● What you will do
Update the stretch from the line containing "1492 1049 1652</box>" through the line containing "paragraph-specific-situation: 具体情况，具体情况让我们的各科任老师进行分析。 <box>254": replace "paragraph" with "text-block", keep everything else unchanged, and return only those lines.

● Material to process
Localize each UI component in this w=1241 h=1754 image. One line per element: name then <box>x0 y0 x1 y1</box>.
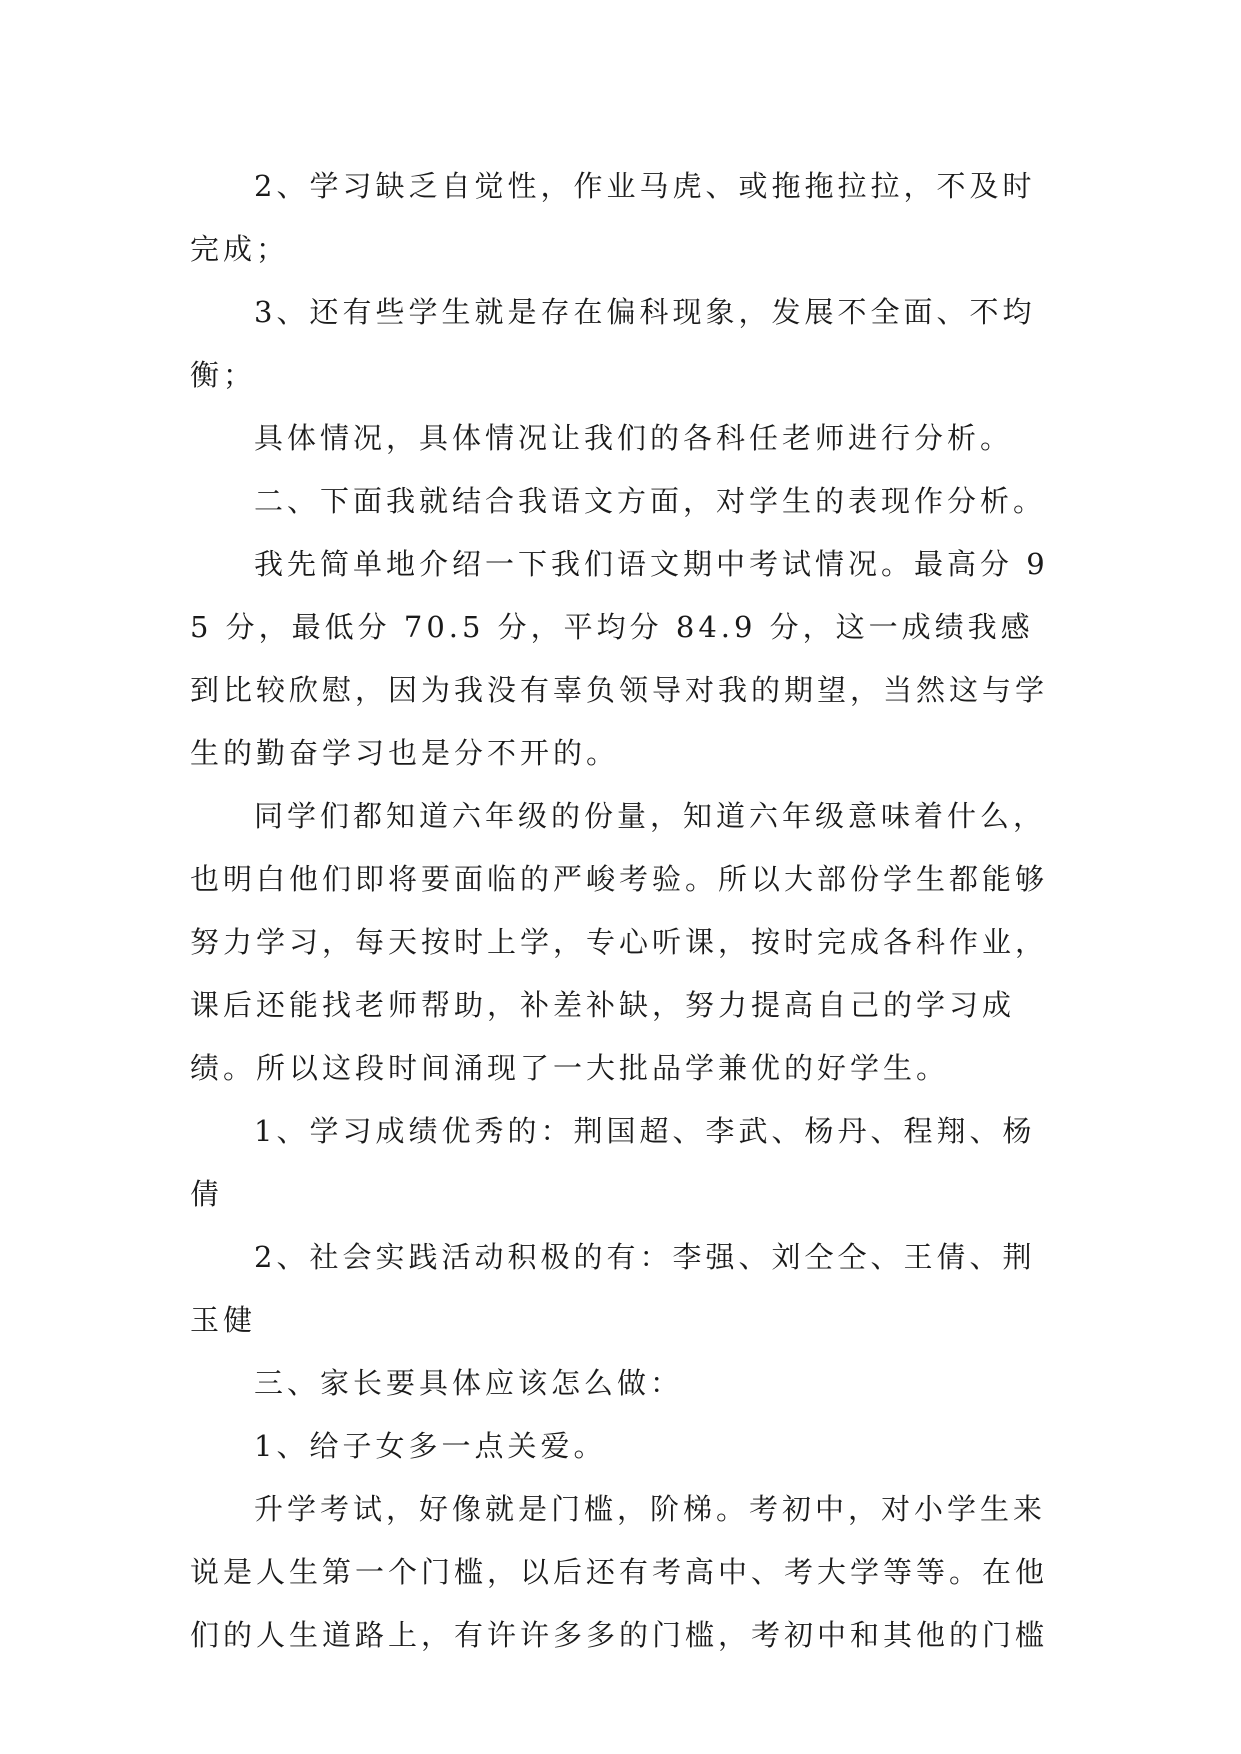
paragraph-entrance-exam: 升学考试，好像就是门槛，阶梯。考初中，对小学生来说是人生第一个门槛，以后还有考高中、考大学等等。在他们的人生道路上，有许许多多的门槛，考初中和其他的门槛 <box>190 1492 1049 1652</box>
list-item-care: 1、给子女多一点关爱。 <box>254 1429 607 1463</box>
paragraph-specific-situation: 具体情况，具体情况让我们的各科任老师进行分析。 <box>254 421 1014 455</box>
paragraph-item-3: 3、还有些学生就是存在偏科现象，发展不全面、不均衡； <box>190 295 1036 392</box>
document-body <box>190 155 1050 1667</box>
section-heading-three: 三、家长要具体应该怎么做： <box>254 1366 684 1400</box>
paragraph-item-2: 2、学习缺乏自觉性，作业马虎、或拖拖拉拉，不及时完成； <box>190 169 1036 266</box>
paragraph-grade-six: 同学们都知道六年级的份量，知道六年级意味着什么，也明白他们即将要面临的严峻考验。所以大部份学生都能够努力学习，每天按时上学，专心听课，按时完成各科作业，课后还能找老师帮助，补差补缺，努力提高自己的学习成绩。所以这段时间涌现了一大批品学兼优的好学生。 <box>190 799 1049 1085</box>
list-item-excellent-students: 1、学习成绩优秀的：荆国超、李武、杨丹、程翔、杨倩 <box>190 1114 1036 1211</box>
paragraph-exam-scores: 我先简单地介绍一下我们语文期中考试情况。最高分 95 分，最低分 70.5 分，平均分 84.9 分，这一成绩我感到比较欣慰，因为我没有辜负领导对我的期望，当然这与学生的勤奋学习也是分不开的。 <box>190 547 1049 770</box>
list-item-active-students: 2、社会实践活动积极的有：李强、刘仝仝、王倩、荆玉健 <box>190 1240 1036 1337</box>
section-heading-two: 二、下面我就结合我语文方面，对学生的表现作分析。 <box>254 484 1047 518</box>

● Solution below
text-block-entrance-exam: 升学考试，好像就是门槛，阶梯。考初中，对小学生来说是人生第一个门槛，以后还有考高中、考大学等等。在他们的人生道路上，有许许多多的门槛，考初中和其他的门槛 <box>190 1492 1049 1652</box>
list-item-care: 1、给子女多一点关爱。 <box>254 1429 607 1463</box>
text-block-specific-situation: 具体情况，具体情况让我们的各科任老师进行分析。 <box>254 421 1014 455</box>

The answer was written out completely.